▶ _Directive A_
Answer these about the forum thread on matrix memory layout, one line each:
(i) At which array indices does the first post say OpenGL shaders expect the translation element?
(ii) In Reply #3, whose math is said to use the mat3/mat4 struct layout?
(iii) According to Reply #3, what does the w component stand for?
▶ _Directive B_
Pick up the forum thread on matrix memory layout after its last sentence and keep it going.

▶ _Selected extract_
■ ■ ■
Actually, I am much more familiar with [row][column] notation from school, but the entire row-major/column-major thing broke my brain and since OpenGL shaders expect a matrix as a contiguous array of memory (with translation element at index 12,13 & 14), I just decided to roll with it. But you are right, I should change the notation back ASAP.

PS. maybe some other libs can give you additional inspiration, like this one https://github.com/gingerBill/gb/blob/master/gb_math.h

Thanks
Logged
qMopey
Level 6
*


View Profile WWW
« Reply #3 on: November 21, 2016, 10:53:32 PM »

Quick note: all GPUs expect row major format *in memory*. Column/row major notation is just notation. In memory you should always have row major (i.e. one row in memory followed by another, and another, creating a contiguous array of 3 contiguous arrays). This is true for OpenGL and DirectX alike.

Order of operation is a notation, so operator overloading or what have you can be reversed depending on the API. However, the memory is always the same despite the API (unless the API is dumb and transposes the memory, forcing the user to transpose matrices upon upload to GPU -- neither DX/GL are dumb enough to do this).

For these reasons we often see Matrix3 defined as:

Code:
struct mat3
{
    vec3 x;
    vec3 y;
    vec3 z;
};

struct mat4
{
    vec4 x;
    vec4 y;
    vec4 z;
    vec4 w;
};

If we peer into Bullet's math we see exactly this. It also plays nicely with SIMD instructions. Conveniently each matrix can overload the [] operator to select a vector, and each vector can overload the [] operator to select a component. This allows for a consistent index notation with normal double arrays. Also we setup mat4 to contain w component, which appropriately stands for witchcraft.

Cheers  Gentleman Toast Right
« Last Edit: November 21, 2016, 11:01:19 PM by qMopey » Logged
whoamievenidontknow
Level 0
**



View Profile
« Reply #4 on: November 22, 2016, 12:24:31 AM »

Quick note: all GPUs expect row major format *in memory*. Column/row major notation is just notation. In memory you should always have row major (i.e. one row in memory followed by another, and another, creating a contiguous array of 3 contiguous arrays). This is true for OpenGL and DirectX alike.
■ ■ ■
▶ _Material_
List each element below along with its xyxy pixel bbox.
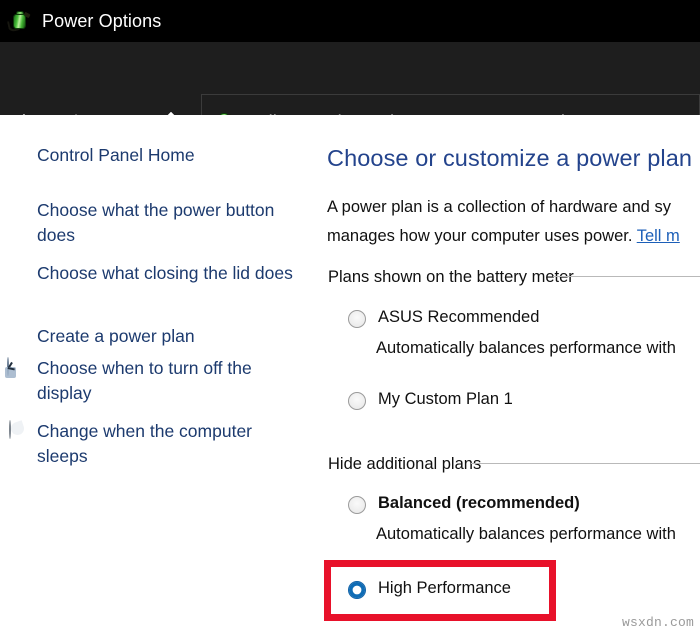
■ ■ ■
▶ _Exercise response A_
(i) 12, 13 and 14
(ii) Bullet's
(iii) Witchcraft

▶ _Exercise response B_
Is that correct? I thought that memory storage layout depends on whether matrices are pre-/post-multiplied regardless of API. So,

Mb*Ma*V = Column Major matrix layout
V*Ma*Mb = Row Major matrix layout

And since I am used to the first format, that's the one I went with.

Am I wrong?
Logged
qMopey
Level 6
*


View Profile WWW
« Reply #5 on: November 22, 2016, 09:30:34 AM »

Yep you are just straight up wrong. How else would a GPU function? The GPU cannot magically use matrices transposed in memory for one API, and not do so for the another. Order of operations doesn't say anything about memory layout.

https://www.opengl.org/archives/resources/faq/technical/transformations.htm
Quote
For programming purposes, OpenGL matrices are 16-value arrays with base vectors laid out contiguously in memory. The translation components occupy the 13th, 14th, and 15th elements of the 16-element matrix ... Column-major versus row-major is purely a notational convention ... Sadly, the use of column-major format in the spec and blue book has resulted in endless confusion in the OpenGL programming community. Column-major notation suggests that matrices are not laid out in memory as a programmer would expect.

AKA they are *row major in memory*. Always.

P.S. if you wanted some more inspiration (not in C though) this style from Box2D is great, as it's very clear and can be translated one to one for SIMD instructions by swapping out function definitions: https://github.com/erincatto/Box2D/blob/master/Box2D/Box2D/Common/b2Math.h

I've done this for my own personal math library, and something similar can be seen on Handmade Hero a la Muratori.
« Last Edit: November 22, 2016, 09:35:59 AM by qMopey » Logged
jimon_c
Level 0
**


work work work


View Profile WWW
« Reply #6 on: November 22, 2016, 11:15:32 AM »

Quick note: all GPUs expect row major format *in memory*. Column/row major notation is just notation. In memory you should always have row major (i.e. one row in memory followed by another, and another, creating a contiguous array of 3 contiguous arrays). This is true for OpenGL and DirectX alike.
Mb*Ma*V = Column Major matrix layout
V*Ma*Mb = Row Major matrix layout

And since I am used to the first format, that's the one I went with.

Am I wrong?

You're not wrong, you just need to know more details: order of matrix multiplication is irrelevant and doesn't matter from column-major or row-major layout only. You can use both orders regardless of memory representation.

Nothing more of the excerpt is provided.